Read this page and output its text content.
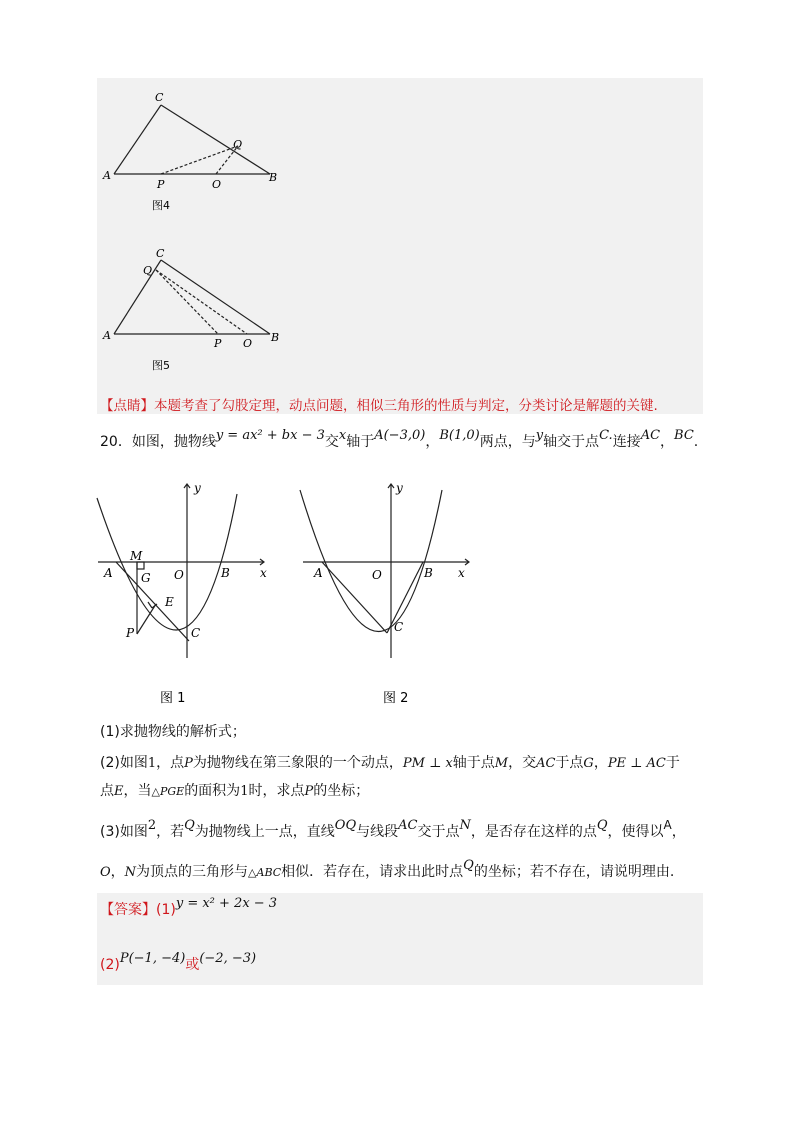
C
Q
A
P	O
B
图4
C
Q
A
P O B
图5
【点睛】本题考查了勾股定理，动点问题，相似三角形的性质与判定，分类讨论是解题的关键.
20．如图，抛物线y = ax² + bx − 3交x轴于A(−3,0)，B(1,0)两点，与y轴交于点C.连接AC，BC.
y
x
M
A G O	B
E
P	C
图 1
y
x
A	O	B
C
图 2
(1)求抛物线的解析式；
(2)如图1，点P为抛物线在第三象限的一个动点，PM ⊥ x轴于点M，交AC于点G，PE ⊥ AC于
点E，当△PGE的面积为1时，求点P的坐标；
(3)如图2，若Q为抛物线上一点，直线OQ与线段AC交于点N，是否存在这样的点Q，使得以A，
O，N为顶点的三角形与△ABC相似．若存在，请求出此时点Q的坐标；若不存在，请说明理由.
【答案】(1)y = x² + 2x − 3
(2)P(−1, −4)或(−2, −3)
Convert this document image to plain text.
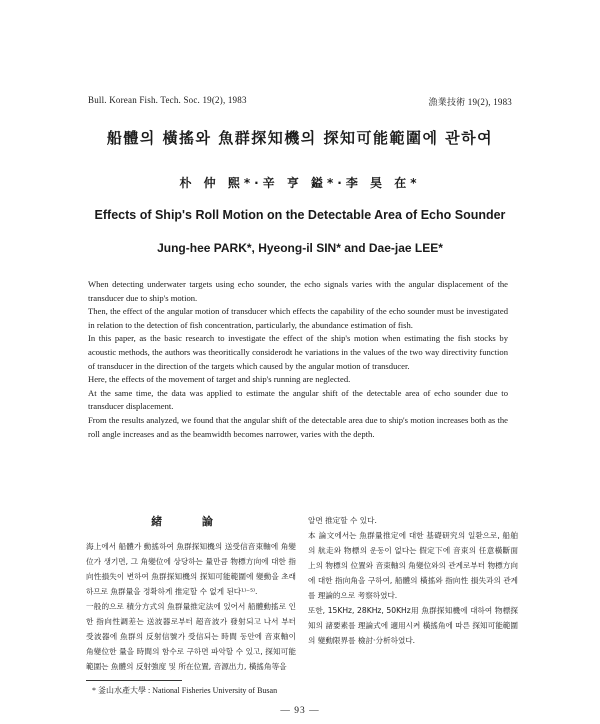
Bull. Korean Fish. Tech. Soc. 19(2), 1983	漁業技術 19(2), 1983
船體의 橫搖와 魚群探知機의 探知可能範圍에 관하여
朴 仲 熙*·辛 亨 鎰*·李 昊 在*
Effects of Ship's Roll Motion on the Detectable Area of Echo Sounder
Jung-hee PARK*, Hyeong-il SIN* and Dae-jae LEE*

When detecting underwater targets using echo sounder, the echo signals varies with the angular displacement of the transducer due to ship's motion.

Then, the effect of the angular motion of transducer which effects the capability of the echo sounder must be investigated in relation to the detection of fish concentration, particularly, the abundance estimation of fish.

In this paper, as the basic research to investigate the effect of the ship's motion when estimating the fish stocks by acoustic methods, the authors was theoritically considerodt he variations in the values of the two way directivity function of transducer in the direction of the targets which caused by the angular motion of transducer.

Here, the effects of the movement of target and ship's running are neglected.

At the same time, the data was applied to estimate the angular shift of the detectable area of echo sounder due to transducer displacement.

From the results analyzed, we found that the angular shift of the detectable area due to ship's motion increases both as the roll angle increases and as the beamwidth becomes narrower, varies with the depth.

緒 論

海上에서 船體가 動搖하여 魚群探知機의 送受信音束軸에 角變位가 생기면, 그 角變位에 상당하는 量만큼 物標方向에 대한 指向性損失이 변하여 魚群探知機의 探知可能範圍에 變動을 초래하므로 魚群量을 정확하게 推定할 수 없게 된다¹⁾⁻⁵⁾.

一般的으로 積分方式의 魚群量推定法에 있어서 船體動搖로 인한 指向性調差는 送波器로부터 超音波가 發射되고 나서 부터 受波器에 魚群의 反射信號가 受信되는 時間 동안에 音束軸이 角變位한 量을 時間의 함수로 구하면 파악할 수 있고, 探知可能範圍는 魚體의 反射強度 및 所在位置, 音源出力, 橫搖角等을

알면 推定할 수 있다.

本 論文에서는 魚群量推定에 대한 基礎研究의 일환으로, 船舶의 航走와 物標의 운동이 없다는 假定下에 音束의 任意橫斷面上의 物標의 位置와 音束軸의 角變位와의 관계로부터 物標方向에 대한 指向角을 구하여, 船體의 橫搖와 指向性 損失과의 관계를 理論的으로 考察하였다.

또한, 15KHz, 28KHz, 50KHz用 魚群探知機에 대하여 物標探知의 諸要素를 理論式에 適用시켜 橫搖角에 따른 探知可能範圍의 變動限界를 檢討·分析하였다.

* 釜山水產大學 : National Fisheries University of Busan
— 93 —
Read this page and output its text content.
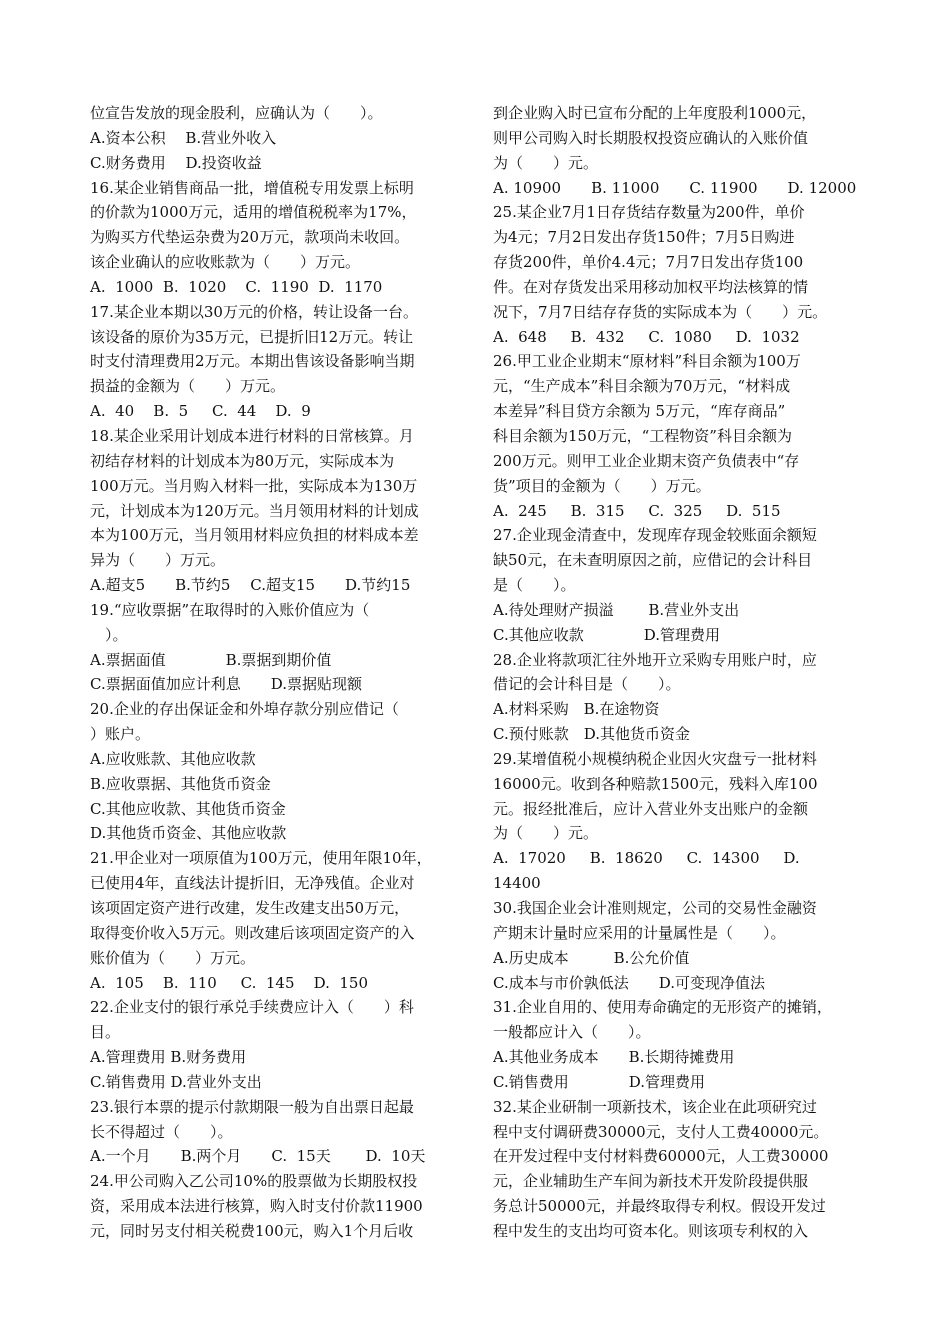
位宣告发放的现金股利，应确认为（　　）。
A.资本公积　 B.营业外收入
C.财务费用　 D.投资收益
16.某企业销售商品一批，增值税专用发票上标明
的价款为1000万元，适用的增值税税率为17%，
为购买方代垫运杂费为20万元，款项尚未收回。
该企业确认的应收账款为（　　）万元。
A.  1000  B.  1020    C.  1190  D.  1170
17.某企业本期以30万元的价格，转让设备一台。
该设备的原价为35万元，已提折旧12万元。转让
时支付清理费用2万元。本期出售该设备影响当期
损益的金额为（　　）万元。
A.  40    B.  5     C.  44    D.  9
18.某企业采用计划成本进行材料的日常核算。月
初结存材料的计划成本为80万元，实际成本为
100万元。当月购入材料一批，实际成本为130万
元，计划成本为120万元。当月领用材料的计划成
本为100万元，当月领用材料应负担的材料成本差
异为（　　）万元。
A.超支5　　B.节约5　 C.超支15　　D.节约15
19.“应收票据”在取得时的入账价值应为（
　）。
A.票据面值　　　　B.票据到期价值
C.票据面值加应计利息　　D.票据贴现额
20.企业的存出保证金和外埠存款分别应借记（
）账户。
A.应收账款、其他应收款
B.应收票据、其他货币资金
C.其他应收款、其他货币资金
D.其他货币资金、其他应收款
21.甲企业对一项原值为100万元，使用年限10年，
已使用4年，直线法计提折旧，无净残值。企业对
该项固定资产进行改建，发生改建支出50万元，
取得变价收入5万元。则改建后该项固定资产的入
账价值为（　　）万元。
A.  105    B.  110     C.  145    D.  150
22.企业支付的银行承兑手续费应计入（　　）科
目。
A.管理费用 B.财务费用
C.销售费用 D.营业外支出
23.银行本票的提示付款期限一般为自出票日起最
长不得超过（　　）。
A.一个月　　B.两个月　　C.  15天　　 D.  10天
24.甲公司购入乙公司10%的股票做为长期股权投
资，采用成本法进行核算，购入时支付价款11900
元，同时另支付相关税费100元，购入1个月后收
到企业购入时已宣布分配的上年度股利1000元，
则甲公司购入时长期股权投资应确认的入账价值
为（　　）元。
A. 10900　　B. 11000　　C. 11900　　D. 12000
25.某企业7月1日存货结存数量为200件，单价
为4元；7月2日发出存货150件；7月5日购进
存货200件，单价4.4元；7月7日发出存货100
件。在对存货发出采用移动加权平均法核算的情
况下，7月7日结存存货的实际成本为（　　）元。
A.  648     B.  432     C.  1080     D.  1032
26.甲工业企业期末“原材料”科目余额为100万
元，“生产成本”科目余额为70万元，“材料成
本差异”科目贷方余额为 5万元，“库存商品”
科目余额为150万元，“工程物资”科目余额为
200万元。则甲工业企业期末资产负债表中“存
货”项目的金额为（　　）万元。
A.  245     B.  315     C.  325     D.  515
27.企业现金清查中，发现库存现金较账面余额短
缺50元，在未查明原因之前，应借记的会计科目
是（　　）。
A.待处理财产损溢　　 B.营业外支出
C.其他应收款　　　　D.管理费用
28.企业将款项汇往外地开立采购专用账户时，应
借记的会计科目是（　　）。
A.材料采购　B.在途物资
C.预付账款　D.其他货币资金
29.某增值税小规模纳税企业因火灾盘亏一批材料
16000元。收到各种赔款1500元，残料入库100
元。报经批准后，应计入营业外支出账户的金额
为（　　）元。
A.  17020     B.  18620     C.  14300     D.
14400
30.我国企业会计准则规定，公司的交易性金融资
产期末计量时应采用的计量属性是（　　）。
A.历史成本　　　B.公允价值
C.成本与市价孰低法　　D.可变现净值法
31.企业自用的、使用寿命确定的无形资产的摊销，
一般都应计入（　　）。
A.其他业务成本　　B.长期待摊费用
C.销售费用　　　　D.管理费用
32.某企业研制一项新技术，该企业在此项研究过
程中支付调研费30000元，支付人工费40000元。
在开发过程中支付材料费60000元，人工费30000
元，企业辅助生产车间为新技术开发阶段提供服
务总计50000元，并最终取得专利权。假设开发过
程中发生的支出均可资本化。则该项专利权的入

Stated problem
Within the records above, how many lines include the word "this"? State the number by itself.

Output of the task
4